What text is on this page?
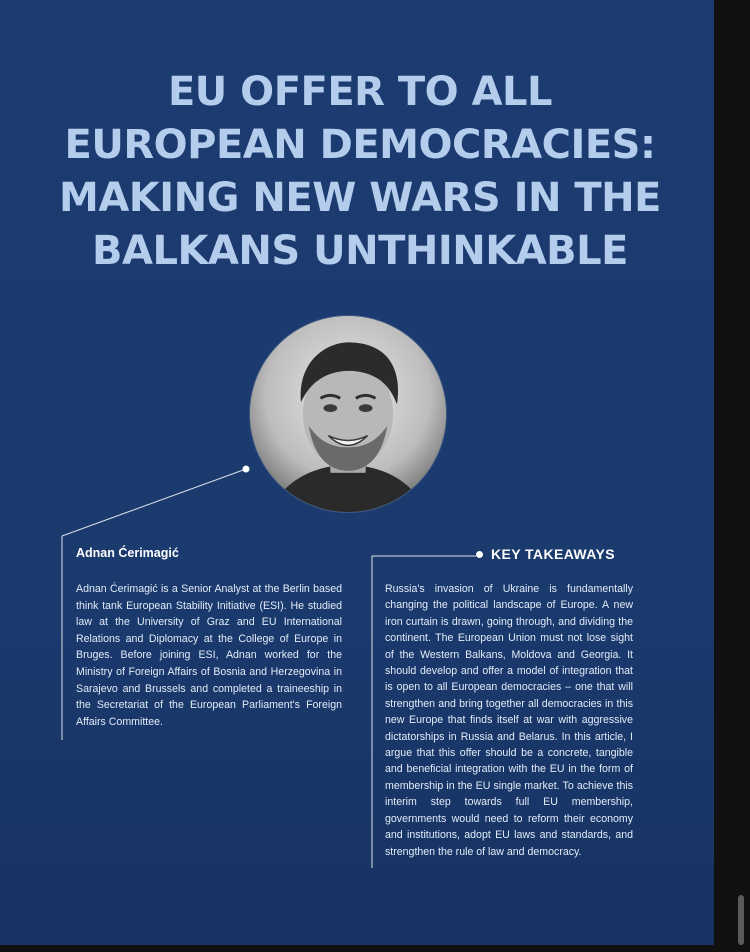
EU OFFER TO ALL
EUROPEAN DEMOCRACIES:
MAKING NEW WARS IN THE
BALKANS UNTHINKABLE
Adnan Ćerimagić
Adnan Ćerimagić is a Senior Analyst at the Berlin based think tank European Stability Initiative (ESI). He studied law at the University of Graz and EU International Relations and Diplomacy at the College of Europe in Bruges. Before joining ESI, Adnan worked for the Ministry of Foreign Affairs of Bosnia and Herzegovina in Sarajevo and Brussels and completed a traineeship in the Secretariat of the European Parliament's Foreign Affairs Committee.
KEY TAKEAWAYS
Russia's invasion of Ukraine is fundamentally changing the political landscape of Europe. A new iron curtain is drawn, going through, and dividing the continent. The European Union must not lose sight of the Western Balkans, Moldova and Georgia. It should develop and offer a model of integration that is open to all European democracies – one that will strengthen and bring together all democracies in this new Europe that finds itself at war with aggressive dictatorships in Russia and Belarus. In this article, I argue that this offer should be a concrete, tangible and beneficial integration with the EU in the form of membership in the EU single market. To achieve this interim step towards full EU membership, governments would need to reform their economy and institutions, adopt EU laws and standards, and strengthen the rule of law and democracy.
◇ ◇ ◇ ◇
**TASK STATEMENT:** From the data above, work out how many lines contain the string "Ćerimagić" and reply with only the number.

**THE RESULT:** 2